• Data items:
** BEGIN **

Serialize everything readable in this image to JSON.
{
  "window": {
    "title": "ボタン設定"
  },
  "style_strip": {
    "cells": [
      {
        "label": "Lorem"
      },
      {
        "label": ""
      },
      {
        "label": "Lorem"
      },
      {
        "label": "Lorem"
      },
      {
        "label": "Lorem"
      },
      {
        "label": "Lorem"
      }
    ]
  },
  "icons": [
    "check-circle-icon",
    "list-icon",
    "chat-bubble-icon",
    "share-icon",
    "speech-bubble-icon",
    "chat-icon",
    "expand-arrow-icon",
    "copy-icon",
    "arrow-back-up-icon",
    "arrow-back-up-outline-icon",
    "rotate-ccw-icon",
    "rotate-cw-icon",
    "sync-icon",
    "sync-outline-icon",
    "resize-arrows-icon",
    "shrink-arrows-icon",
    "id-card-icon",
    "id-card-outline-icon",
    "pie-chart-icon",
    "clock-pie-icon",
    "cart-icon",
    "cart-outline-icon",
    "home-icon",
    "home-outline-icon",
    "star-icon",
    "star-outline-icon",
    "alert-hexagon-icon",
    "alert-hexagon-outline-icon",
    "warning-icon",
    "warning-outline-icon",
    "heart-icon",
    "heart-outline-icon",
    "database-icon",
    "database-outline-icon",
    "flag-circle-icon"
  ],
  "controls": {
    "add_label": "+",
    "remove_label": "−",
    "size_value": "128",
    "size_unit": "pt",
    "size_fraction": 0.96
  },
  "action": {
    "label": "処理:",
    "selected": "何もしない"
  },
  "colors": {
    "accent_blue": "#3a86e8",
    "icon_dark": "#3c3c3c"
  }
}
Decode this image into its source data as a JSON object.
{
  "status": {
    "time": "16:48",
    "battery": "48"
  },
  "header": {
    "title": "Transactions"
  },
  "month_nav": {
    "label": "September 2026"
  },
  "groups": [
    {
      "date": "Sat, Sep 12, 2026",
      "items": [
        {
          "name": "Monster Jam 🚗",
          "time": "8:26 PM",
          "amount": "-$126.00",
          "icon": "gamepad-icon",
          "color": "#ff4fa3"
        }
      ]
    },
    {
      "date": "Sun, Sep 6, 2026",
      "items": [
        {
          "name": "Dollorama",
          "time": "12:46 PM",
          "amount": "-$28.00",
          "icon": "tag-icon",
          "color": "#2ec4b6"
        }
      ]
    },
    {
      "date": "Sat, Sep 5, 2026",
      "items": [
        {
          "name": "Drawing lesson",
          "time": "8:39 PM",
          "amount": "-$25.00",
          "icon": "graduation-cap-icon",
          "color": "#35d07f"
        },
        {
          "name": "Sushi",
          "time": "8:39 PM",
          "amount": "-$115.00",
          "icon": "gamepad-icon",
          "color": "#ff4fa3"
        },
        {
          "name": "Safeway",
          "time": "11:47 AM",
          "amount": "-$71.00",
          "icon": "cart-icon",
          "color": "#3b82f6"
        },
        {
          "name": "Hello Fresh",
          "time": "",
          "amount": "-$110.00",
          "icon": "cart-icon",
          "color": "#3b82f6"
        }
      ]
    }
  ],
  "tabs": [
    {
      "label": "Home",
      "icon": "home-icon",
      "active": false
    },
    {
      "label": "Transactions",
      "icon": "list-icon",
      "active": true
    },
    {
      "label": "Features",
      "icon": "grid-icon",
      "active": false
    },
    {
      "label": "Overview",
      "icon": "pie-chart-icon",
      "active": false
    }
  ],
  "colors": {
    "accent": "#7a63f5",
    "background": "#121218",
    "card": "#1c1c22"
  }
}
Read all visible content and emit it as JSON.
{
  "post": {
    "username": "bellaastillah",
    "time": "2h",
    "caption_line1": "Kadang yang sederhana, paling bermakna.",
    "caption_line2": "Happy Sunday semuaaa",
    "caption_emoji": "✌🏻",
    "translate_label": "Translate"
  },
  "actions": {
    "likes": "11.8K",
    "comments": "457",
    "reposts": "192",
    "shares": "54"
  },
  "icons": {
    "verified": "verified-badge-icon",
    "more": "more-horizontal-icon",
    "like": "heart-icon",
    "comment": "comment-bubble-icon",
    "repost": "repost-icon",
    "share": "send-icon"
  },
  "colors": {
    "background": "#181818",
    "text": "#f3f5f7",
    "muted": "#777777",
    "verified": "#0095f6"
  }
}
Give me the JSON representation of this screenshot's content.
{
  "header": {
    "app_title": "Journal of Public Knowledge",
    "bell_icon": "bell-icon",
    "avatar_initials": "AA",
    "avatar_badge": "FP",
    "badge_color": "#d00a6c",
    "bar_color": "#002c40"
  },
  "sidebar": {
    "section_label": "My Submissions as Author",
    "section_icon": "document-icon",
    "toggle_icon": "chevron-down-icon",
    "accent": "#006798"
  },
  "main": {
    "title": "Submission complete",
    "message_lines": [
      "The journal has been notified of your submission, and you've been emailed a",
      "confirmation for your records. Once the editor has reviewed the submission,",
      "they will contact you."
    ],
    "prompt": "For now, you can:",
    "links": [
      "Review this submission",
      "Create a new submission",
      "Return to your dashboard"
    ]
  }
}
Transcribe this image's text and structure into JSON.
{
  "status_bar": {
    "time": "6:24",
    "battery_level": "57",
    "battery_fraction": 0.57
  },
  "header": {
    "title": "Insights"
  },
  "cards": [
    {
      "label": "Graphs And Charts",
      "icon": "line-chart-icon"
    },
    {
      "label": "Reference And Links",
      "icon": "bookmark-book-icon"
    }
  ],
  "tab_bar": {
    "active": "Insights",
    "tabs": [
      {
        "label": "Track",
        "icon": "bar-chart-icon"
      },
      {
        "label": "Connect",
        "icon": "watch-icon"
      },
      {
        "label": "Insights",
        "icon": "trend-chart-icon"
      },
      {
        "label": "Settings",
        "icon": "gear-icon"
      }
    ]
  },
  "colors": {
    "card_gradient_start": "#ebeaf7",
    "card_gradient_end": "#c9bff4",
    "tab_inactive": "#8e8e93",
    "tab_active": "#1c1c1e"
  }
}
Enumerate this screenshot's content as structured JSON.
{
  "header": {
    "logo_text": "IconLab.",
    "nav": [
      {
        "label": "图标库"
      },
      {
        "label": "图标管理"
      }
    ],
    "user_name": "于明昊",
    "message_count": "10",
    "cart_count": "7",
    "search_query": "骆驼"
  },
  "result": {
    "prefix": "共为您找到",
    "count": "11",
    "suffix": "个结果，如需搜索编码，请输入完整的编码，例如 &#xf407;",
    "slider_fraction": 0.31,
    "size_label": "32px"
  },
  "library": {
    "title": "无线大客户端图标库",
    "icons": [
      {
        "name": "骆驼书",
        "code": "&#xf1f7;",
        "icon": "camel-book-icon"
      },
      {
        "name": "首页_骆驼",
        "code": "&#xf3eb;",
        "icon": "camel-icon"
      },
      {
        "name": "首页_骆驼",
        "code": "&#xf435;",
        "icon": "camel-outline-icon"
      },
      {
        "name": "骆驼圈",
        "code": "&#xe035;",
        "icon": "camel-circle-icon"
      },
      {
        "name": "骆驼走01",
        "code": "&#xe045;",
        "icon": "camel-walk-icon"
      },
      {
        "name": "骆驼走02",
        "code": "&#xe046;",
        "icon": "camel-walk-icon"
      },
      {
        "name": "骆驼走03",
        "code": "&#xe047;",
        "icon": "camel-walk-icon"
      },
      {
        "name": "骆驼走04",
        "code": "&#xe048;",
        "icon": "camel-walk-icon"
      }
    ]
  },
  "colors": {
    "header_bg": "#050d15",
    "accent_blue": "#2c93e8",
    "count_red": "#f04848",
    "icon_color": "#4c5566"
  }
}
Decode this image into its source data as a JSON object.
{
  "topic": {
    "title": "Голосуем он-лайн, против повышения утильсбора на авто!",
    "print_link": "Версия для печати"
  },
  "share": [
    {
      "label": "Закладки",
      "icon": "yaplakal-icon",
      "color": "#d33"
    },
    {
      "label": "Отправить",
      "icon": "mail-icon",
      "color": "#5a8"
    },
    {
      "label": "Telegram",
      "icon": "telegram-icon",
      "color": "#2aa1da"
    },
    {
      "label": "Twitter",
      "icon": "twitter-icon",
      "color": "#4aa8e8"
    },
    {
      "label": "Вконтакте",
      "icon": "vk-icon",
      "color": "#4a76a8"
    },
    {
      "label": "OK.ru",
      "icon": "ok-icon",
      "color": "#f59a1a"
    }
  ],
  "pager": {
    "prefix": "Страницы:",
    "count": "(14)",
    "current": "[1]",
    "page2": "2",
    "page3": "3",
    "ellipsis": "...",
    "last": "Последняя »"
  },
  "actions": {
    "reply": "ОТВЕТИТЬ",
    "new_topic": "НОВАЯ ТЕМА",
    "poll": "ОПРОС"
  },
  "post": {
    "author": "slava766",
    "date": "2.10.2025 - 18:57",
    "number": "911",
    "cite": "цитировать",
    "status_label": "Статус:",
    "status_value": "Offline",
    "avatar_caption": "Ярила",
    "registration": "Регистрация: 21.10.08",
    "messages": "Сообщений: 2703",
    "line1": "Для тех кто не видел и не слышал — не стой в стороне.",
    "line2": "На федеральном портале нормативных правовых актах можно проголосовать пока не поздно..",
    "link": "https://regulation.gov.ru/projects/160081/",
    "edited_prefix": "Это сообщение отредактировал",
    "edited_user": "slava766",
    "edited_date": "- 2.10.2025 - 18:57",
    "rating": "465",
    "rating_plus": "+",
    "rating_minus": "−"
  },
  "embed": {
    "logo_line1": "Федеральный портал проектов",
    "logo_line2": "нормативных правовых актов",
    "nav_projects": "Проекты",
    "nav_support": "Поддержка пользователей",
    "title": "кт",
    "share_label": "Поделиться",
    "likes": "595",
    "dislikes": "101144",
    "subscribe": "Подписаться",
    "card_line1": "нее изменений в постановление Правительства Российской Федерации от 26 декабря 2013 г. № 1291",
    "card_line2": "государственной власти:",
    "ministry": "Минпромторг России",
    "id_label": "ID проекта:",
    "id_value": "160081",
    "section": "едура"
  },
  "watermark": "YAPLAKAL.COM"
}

** END **

• Your instructions:
How many lines in the records above contain the word "hexagon"? Reply with the number and nothing more.

• Response below:
2